▸ TASK GOAL
Gather, from the listing beneath this task, every line holding the string "reprise".

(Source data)
——

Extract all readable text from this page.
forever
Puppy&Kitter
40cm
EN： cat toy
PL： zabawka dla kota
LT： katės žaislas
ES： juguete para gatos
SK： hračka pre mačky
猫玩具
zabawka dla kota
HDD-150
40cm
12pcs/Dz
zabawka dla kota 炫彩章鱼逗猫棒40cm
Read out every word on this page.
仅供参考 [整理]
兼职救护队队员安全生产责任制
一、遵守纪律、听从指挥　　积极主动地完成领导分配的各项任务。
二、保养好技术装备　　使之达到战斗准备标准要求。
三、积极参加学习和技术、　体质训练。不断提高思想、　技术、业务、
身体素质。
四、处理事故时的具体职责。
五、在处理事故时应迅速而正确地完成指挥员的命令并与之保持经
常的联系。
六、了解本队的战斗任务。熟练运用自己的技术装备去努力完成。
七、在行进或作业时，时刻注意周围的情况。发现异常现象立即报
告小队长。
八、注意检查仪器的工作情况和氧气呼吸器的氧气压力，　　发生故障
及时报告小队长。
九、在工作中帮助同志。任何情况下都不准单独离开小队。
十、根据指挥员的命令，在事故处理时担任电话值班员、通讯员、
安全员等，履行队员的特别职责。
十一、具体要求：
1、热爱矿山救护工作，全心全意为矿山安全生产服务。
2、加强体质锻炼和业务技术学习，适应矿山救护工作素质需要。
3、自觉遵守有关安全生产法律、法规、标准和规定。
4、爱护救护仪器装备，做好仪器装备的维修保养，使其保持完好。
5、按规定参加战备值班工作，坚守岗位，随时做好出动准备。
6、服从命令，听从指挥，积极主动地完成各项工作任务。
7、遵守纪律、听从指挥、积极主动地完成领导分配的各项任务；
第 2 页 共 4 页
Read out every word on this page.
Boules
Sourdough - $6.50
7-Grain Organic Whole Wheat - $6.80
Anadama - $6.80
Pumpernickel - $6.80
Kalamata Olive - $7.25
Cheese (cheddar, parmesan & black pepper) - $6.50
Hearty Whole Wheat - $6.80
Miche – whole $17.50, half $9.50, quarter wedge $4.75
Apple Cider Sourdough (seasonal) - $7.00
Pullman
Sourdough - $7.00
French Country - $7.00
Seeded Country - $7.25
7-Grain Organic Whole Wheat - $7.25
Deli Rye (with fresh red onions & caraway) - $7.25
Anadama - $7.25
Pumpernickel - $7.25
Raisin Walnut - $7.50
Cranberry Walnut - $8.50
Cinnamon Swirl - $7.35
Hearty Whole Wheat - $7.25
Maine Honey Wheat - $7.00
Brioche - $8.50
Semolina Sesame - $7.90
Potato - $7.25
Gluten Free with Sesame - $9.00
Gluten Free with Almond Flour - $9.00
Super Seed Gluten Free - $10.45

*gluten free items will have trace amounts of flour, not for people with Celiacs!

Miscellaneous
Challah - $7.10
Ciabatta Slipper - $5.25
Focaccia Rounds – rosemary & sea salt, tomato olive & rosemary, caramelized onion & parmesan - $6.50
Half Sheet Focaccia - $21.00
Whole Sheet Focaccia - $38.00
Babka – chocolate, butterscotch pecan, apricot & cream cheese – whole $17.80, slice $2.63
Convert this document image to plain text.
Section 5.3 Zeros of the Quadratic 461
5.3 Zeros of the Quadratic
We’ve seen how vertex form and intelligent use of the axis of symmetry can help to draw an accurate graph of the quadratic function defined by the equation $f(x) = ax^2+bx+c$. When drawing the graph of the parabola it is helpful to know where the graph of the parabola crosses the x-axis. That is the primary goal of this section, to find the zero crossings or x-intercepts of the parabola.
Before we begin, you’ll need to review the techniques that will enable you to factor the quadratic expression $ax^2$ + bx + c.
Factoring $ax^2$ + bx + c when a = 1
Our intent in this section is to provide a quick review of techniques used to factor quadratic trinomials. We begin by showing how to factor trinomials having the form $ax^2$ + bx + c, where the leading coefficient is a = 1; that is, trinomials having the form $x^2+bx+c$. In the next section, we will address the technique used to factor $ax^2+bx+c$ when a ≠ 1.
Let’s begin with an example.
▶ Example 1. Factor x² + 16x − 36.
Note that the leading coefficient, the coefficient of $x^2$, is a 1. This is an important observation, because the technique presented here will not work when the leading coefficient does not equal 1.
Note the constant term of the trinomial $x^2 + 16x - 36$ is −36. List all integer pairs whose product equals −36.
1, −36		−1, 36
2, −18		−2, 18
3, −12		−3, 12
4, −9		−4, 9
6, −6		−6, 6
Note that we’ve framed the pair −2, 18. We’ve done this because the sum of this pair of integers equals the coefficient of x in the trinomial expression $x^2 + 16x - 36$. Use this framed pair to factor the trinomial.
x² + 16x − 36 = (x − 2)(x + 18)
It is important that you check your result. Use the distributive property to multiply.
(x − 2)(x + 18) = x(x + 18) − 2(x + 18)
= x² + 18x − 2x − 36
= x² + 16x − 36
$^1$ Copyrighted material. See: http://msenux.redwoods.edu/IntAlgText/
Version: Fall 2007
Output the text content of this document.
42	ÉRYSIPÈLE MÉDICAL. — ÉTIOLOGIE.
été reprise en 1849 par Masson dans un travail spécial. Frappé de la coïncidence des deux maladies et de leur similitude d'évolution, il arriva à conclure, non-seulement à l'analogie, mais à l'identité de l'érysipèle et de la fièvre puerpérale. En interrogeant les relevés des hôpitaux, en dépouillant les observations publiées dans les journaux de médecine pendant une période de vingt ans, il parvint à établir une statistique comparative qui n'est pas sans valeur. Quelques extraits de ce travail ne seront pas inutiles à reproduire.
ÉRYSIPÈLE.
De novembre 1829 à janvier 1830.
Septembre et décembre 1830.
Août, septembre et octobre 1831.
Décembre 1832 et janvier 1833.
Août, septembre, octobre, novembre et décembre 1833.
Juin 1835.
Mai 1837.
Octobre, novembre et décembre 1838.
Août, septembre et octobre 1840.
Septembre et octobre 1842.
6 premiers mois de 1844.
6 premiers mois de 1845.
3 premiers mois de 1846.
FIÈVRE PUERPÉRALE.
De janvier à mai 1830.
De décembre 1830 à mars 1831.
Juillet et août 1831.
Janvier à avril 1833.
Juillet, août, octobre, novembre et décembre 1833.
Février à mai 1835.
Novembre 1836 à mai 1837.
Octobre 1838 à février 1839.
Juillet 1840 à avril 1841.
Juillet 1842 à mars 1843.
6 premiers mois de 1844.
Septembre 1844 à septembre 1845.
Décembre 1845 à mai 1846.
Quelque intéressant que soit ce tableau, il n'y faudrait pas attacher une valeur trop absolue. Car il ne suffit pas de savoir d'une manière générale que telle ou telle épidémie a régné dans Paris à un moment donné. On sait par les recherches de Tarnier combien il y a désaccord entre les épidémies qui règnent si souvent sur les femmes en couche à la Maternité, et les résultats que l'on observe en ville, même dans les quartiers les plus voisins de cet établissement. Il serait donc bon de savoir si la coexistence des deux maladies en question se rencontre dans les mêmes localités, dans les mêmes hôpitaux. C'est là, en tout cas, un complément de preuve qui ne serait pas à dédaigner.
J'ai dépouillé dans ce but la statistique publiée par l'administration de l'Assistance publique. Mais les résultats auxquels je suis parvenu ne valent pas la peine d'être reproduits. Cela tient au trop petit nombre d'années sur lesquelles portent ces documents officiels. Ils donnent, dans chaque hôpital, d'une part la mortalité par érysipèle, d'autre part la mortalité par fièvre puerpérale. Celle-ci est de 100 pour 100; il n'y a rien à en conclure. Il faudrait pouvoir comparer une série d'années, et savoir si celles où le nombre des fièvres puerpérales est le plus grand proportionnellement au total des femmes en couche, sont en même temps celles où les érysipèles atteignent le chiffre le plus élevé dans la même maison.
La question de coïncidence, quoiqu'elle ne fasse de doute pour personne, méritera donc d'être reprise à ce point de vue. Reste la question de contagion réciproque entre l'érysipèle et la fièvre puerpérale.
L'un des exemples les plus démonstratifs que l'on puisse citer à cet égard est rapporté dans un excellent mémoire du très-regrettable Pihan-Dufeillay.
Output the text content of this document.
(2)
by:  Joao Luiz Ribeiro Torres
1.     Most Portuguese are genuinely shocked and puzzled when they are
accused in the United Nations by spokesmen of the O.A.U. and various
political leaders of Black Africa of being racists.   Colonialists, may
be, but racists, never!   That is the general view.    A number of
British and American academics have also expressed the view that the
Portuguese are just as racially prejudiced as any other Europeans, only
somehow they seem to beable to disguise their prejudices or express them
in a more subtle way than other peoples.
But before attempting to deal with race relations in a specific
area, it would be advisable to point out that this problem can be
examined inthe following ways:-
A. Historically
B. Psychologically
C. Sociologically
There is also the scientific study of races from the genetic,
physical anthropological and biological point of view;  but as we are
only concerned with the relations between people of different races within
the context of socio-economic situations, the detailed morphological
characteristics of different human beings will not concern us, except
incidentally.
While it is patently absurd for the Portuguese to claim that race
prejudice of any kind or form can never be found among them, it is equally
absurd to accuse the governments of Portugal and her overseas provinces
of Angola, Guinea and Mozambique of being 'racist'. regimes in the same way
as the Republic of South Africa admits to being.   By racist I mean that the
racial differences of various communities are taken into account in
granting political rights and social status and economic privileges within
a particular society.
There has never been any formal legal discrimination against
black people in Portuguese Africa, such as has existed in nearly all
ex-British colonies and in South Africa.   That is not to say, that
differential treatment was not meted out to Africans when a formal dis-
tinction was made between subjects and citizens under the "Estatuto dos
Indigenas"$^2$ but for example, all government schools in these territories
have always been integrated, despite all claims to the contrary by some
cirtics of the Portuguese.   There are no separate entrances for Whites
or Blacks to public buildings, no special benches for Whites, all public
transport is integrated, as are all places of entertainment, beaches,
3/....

——

▸ CORRECT OUTPUT
été reprise en 1849 par Masson dans un travail spécial. Frappé de la coïncidence des deux maladies et de leur similitude d'évolution, il arriva à conclure, non-seulement à l'analogie, mais à l'identité de l'érysipèle et de la fièvre puerpérale. En interrogeant les relevés des hôpitaux, en dépouillant les observations publiées dans les journaux de médecine pendant une période de vingt ans, il parvint à établir une statistique comparative qui n'est pas sans valeur. Quelques extraits de ce travail ne seront pas inutiles à reproduire.
La question de coïncidence, quoiqu'elle ne fasse de doute pour personne, méritera donc d'être reprise à ce point de vue. Reste la question de contagion réciproque entre l'érysipèle et la fièvre puerpérale.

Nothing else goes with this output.